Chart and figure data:
____

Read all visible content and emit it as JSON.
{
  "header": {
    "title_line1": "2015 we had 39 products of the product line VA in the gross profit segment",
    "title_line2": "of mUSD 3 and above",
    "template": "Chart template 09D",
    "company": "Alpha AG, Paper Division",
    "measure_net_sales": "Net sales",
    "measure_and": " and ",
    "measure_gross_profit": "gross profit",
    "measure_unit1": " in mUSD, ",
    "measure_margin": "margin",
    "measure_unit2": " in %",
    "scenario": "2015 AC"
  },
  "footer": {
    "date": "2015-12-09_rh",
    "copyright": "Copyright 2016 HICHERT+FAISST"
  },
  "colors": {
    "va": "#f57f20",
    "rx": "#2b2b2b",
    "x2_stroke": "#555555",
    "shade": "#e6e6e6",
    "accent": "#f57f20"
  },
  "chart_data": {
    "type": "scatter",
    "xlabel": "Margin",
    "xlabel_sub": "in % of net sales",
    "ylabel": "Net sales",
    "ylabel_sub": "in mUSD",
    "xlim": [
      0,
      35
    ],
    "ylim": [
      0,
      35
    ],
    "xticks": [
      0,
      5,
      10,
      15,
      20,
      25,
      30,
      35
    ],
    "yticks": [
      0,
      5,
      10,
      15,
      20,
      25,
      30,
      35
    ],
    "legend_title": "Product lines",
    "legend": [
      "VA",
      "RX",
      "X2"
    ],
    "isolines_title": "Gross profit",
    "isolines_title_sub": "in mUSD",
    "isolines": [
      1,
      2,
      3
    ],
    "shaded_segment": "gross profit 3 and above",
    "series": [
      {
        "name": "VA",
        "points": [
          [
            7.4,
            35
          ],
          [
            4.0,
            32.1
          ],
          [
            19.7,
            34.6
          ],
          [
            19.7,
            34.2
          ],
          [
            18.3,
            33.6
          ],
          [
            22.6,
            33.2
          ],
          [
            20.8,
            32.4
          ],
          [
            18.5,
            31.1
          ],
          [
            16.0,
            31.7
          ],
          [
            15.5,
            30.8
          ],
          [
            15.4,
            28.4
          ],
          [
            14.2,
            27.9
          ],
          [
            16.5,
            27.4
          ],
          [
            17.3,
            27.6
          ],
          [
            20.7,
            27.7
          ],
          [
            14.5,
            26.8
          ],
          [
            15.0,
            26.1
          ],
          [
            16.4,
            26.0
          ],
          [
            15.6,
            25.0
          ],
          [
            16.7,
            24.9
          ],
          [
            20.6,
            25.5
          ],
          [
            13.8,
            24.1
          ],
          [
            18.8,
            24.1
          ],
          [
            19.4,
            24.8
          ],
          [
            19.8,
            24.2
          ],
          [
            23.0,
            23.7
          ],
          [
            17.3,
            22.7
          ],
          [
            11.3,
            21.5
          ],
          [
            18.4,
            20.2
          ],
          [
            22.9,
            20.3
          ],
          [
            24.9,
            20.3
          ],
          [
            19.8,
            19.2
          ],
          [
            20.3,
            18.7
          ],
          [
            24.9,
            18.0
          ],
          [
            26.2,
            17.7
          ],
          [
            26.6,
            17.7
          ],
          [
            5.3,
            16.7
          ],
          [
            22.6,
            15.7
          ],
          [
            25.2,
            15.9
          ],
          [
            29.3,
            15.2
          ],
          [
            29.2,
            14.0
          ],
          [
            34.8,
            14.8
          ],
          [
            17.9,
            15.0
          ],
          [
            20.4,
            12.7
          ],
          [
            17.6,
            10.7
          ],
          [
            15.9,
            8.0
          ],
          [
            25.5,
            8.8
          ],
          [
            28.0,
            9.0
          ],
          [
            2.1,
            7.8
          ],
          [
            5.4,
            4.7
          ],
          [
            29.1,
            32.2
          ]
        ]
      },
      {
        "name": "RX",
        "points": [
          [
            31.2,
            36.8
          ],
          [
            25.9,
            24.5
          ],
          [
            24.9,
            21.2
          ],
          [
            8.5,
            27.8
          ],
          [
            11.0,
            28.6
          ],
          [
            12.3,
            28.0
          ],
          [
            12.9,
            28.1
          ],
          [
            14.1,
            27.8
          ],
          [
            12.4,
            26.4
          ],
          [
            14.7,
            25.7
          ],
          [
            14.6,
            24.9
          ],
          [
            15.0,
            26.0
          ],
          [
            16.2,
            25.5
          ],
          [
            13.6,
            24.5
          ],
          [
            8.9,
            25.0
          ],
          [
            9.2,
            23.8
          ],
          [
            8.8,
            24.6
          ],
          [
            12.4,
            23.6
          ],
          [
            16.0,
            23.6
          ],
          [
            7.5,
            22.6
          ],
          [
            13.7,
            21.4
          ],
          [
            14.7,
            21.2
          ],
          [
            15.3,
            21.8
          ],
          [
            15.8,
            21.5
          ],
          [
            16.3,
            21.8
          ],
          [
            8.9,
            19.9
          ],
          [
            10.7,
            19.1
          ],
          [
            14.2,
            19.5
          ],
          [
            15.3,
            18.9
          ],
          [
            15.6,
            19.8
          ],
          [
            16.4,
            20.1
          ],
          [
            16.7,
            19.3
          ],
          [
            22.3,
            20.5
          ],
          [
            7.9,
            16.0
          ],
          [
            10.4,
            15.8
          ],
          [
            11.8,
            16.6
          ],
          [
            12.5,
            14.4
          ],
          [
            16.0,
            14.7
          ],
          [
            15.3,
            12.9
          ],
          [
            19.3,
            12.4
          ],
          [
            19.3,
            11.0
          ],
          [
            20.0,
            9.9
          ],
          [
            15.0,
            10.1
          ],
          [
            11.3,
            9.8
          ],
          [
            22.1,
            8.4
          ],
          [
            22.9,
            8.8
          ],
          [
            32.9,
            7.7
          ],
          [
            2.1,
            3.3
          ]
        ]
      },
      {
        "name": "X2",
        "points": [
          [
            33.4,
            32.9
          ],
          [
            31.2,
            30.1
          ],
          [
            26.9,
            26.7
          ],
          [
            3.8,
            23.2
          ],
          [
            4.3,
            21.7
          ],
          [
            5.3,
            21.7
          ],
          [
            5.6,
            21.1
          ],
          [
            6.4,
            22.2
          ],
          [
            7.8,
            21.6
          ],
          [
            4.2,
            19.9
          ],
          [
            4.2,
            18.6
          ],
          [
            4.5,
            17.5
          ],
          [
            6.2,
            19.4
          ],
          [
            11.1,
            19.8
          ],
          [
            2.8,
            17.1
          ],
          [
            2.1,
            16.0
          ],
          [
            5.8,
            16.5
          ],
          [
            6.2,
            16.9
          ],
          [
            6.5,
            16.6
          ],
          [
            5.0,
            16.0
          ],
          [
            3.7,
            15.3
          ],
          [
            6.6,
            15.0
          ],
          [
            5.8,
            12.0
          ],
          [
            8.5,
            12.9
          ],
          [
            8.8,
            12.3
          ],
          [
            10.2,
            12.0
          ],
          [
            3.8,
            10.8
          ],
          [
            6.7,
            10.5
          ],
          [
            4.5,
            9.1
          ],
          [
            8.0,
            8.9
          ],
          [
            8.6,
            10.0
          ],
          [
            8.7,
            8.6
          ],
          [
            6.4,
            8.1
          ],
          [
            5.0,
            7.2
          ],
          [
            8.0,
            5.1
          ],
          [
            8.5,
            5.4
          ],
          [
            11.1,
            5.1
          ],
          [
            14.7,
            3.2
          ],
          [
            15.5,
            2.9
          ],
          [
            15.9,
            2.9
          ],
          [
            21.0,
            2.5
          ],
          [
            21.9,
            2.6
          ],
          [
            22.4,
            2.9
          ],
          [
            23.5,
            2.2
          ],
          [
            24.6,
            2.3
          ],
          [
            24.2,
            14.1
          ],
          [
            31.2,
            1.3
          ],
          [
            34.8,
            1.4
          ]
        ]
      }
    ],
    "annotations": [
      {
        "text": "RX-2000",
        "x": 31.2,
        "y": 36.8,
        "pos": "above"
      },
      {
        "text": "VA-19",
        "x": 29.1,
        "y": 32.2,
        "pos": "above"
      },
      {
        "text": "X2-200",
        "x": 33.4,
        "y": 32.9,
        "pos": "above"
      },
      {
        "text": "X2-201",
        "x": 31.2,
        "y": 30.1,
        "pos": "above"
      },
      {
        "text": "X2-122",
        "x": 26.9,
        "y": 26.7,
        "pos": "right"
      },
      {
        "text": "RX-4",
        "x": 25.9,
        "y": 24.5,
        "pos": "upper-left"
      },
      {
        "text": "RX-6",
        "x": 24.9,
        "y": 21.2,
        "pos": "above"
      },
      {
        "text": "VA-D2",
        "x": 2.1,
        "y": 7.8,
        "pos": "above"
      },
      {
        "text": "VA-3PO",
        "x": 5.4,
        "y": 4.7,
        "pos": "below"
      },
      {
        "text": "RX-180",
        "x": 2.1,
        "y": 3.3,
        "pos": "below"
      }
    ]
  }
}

____

## INSTRUCTIONS TO FOLLOW
Count each line with "sales" in it and report that figure by itself.

## RESPONSE TO THIS EXERCISE
3